**REQUIREMENTS:** In the forum thread on Cloud Firestore document size, how many extra bytes does the documented formula add to each document?
begin ARTICLE
1

The docs says that the size of a document is composed of:

  1. document name size
  2. The sum of the string size of each field name
  3. The sum of the size of each field value
  4. 32 additional bytes

The following document example:

  • "type": "Personal"
  • "done": false
  • "priority": 1
  • "description": "Learn Cloud Firestore"

Has the size of 147.

Question:

When calculating the size of a document, is there anything else I should care of? Perhaps some metadata? Because when using this calculation, there's for sure something missing.

I have this class:

class Points {
    public List<GeoPoint> geoPoints;

    public Points() {}

    public Points(List<GeoPoint> geoPoints) {
        this.geoPoints = geoPoints;
    }
}

And this is how I create the list and how I write it to the database:

List<GeoPoint> geoPoints = new ArrayList<>();
for (int i = 1; i <= 40_327 ; i++) {
    geoPoints.add(new GeoPoint(11.22, 33.44));
}
DocumentReference geoRef = db.collection("points\geo");
geoRef.set(new Points(geoPoints)).addOnCompleteListener(new OnCompleteListener<Void>() {
    @Override
    public void onComplete(@NonNull Task<Void> task) {
        if (task.isSuccessful()) {
            Log.d("TAG", "geoPoints added successfully");
        } else {
            Log.d("TAG", task.getException().getMessage());
        }
    }
});

Edit with example:

My reference is:

db.collection("points").document("geo");
  1. (6 + 1) + (3 + 1) + 16 = 27

The field name (the array) is called geoPoints

  1. 9 + 1 = 10

I store in that array 40,327

  1. 40,327 * 16 = 645,232

There is an additional 32 additional bytes for each document

  1. 32

So it makes a total of:

Total: 27 + 10 + 645,232 + 32 = 645,301 bytes

There is nowhere specified in the docs that each element in the array counts more than his length:

Field value size

The following table shows the size of field values by type.

Type Size

Array The sum of the sizes of its values

Even so, if I need to add a byte (bytes) for every position, for example, 1 for a one digit number, 2 for a two digit number and so on and an additional 1 byte as it is in case of Strings, I should add 230,850 to the total.

So it makes a new total of 645,301 + 230,850 = 876,153‬.

This is the maximum allowed. Adding 40,328, will be rejected.

Anyway it is again less than the maximum 1,048,576 allowed.
end ARTICLE
begin SUPPLIED MATERIAL
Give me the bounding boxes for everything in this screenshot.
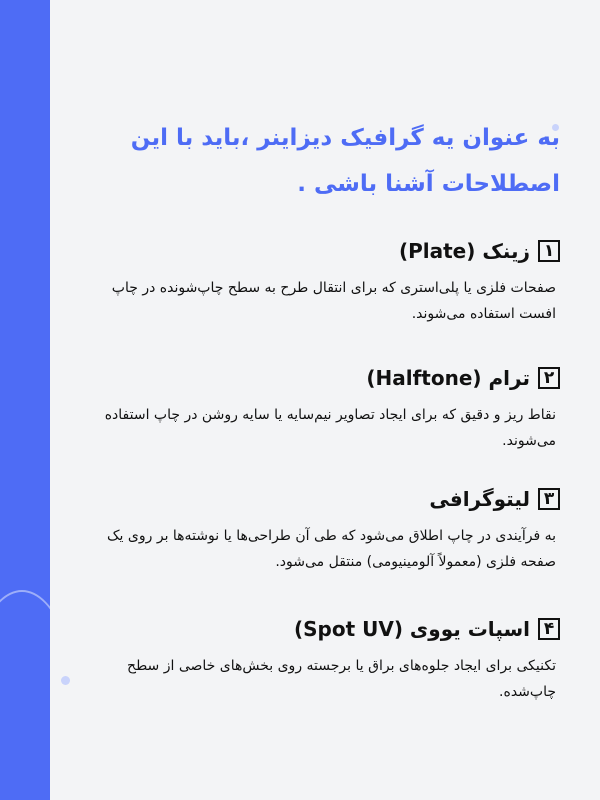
end SUPPLIED MATERIAL
**RESULT BELOW:** 32 additional bytes.